TASK TO CARRY OUT → Select every line below containing the word "Hematopoietic".

MATERIAL SUPPLIED →
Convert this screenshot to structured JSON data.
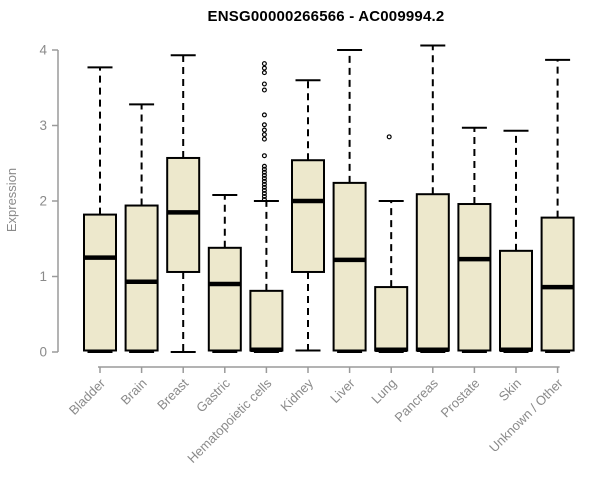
{
  "chart_data": {
    "type": "boxplot",
    "title": "ENSG00000266566 - AC009994.2",
    "xlabel": "",
    "ylabel": "Expression",
    "ylim": [
      0,
      4
    ],
    "yticks": [
      0,
      1,
      2,
      3,
      4
    ],
    "grid": false,
    "legend": false,
    "colors": {
      "box_fill": "#EDE8CC",
      "box_border": "#000000",
      "median": "#000000",
      "whisker": "#000000",
      "outlier": "#000000",
      "axis_line": "#9a9a9a",
      "axis_text": "#8a8a8a",
      "title_text": "#000000"
    },
    "categories": [
      "Bladder",
      "Brain",
      "Breast",
      "Gastric",
      "Hematopoietic cells",
      "Kidney",
      "Liver",
      "Lung",
      "Pancreas",
      "Prostate",
      "Skin",
      "Unknown / Other"
    ],
    "boxes": [
      {
        "category": "Bladder",
        "low": 0,
        "q1": 0.02,
        "median": 1.25,
        "q3": 1.82,
        "high": 3.77,
        "outliers": []
      },
      {
        "category": "Brain",
        "low": 0,
        "q1": 0.02,
        "median": 0.93,
        "q3": 1.94,
        "high": 3.28,
        "outliers": []
      },
      {
        "category": "Breast",
        "low": 0,
        "q1": 1.06,
        "median": 1.85,
        "q3": 2.57,
        "high": 3.93,
        "outliers": []
      },
      {
        "category": "Gastric",
        "low": 0,
        "q1": 0.02,
        "median": 0.9,
        "q3": 1.38,
        "high": 2.08,
        "outliers": []
      },
      {
        "category": "Hematopoietic cells",
        "low": 0,
        "q1": 0.02,
        "median": 0.03,
        "q3": 0.81,
        "high": 2.0,
        "outliers": [
          2.02,
          2.06,
          2.1,
          2.14,
          2.18,
          2.22,
          2.26,
          2.3,
          2.34,
          2.38,
          2.42,
          2.46,
          2.6,
          2.82,
          2.88,
          2.94,
          3.01,
          3.14,
          3.47,
          3.55,
          3.7,
          3.76,
          3.82
        ]
      },
      {
        "category": "Kidney",
        "low": 0.02,
        "q1": 1.06,
        "median": 2.0,
        "q3": 2.54,
        "high": 3.6,
        "outliers": []
      },
      {
        "category": "Liver",
        "low": 0,
        "q1": 0.02,
        "median": 1.22,
        "q3": 2.24,
        "high": 4.0,
        "outliers": []
      },
      {
        "category": "Lung",
        "low": 0,
        "q1": 0.02,
        "median": 0.03,
        "q3": 0.86,
        "high": 2.0,
        "outliers": [
          2.85
        ]
      },
      {
        "category": "Pancreas",
        "low": 0,
        "q1": 0.02,
        "median": 0.03,
        "q3": 2.09,
        "high": 4.06,
        "outliers": []
      },
      {
        "category": "Prostate",
        "low": 0,
        "q1": 0.02,
        "median": 1.23,
        "q3": 1.96,
        "high": 2.97,
        "outliers": []
      },
      {
        "category": "Skin",
        "low": 0,
        "q1": 0.02,
        "median": 0.03,
        "q3": 1.34,
        "high": 2.93,
        "outliers": []
      },
      {
        "category": "Unknown / Other",
        "low": 0,
        "q1": 0.02,
        "median": 0.86,
        "q3": 1.78,
        "high": 3.87,
        "outliers": []
      }
    ]
  }
}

SOLUTION TO THE PROBLEM →
      "Hematopoietic cells",
        "category": "Hematopoietic cells",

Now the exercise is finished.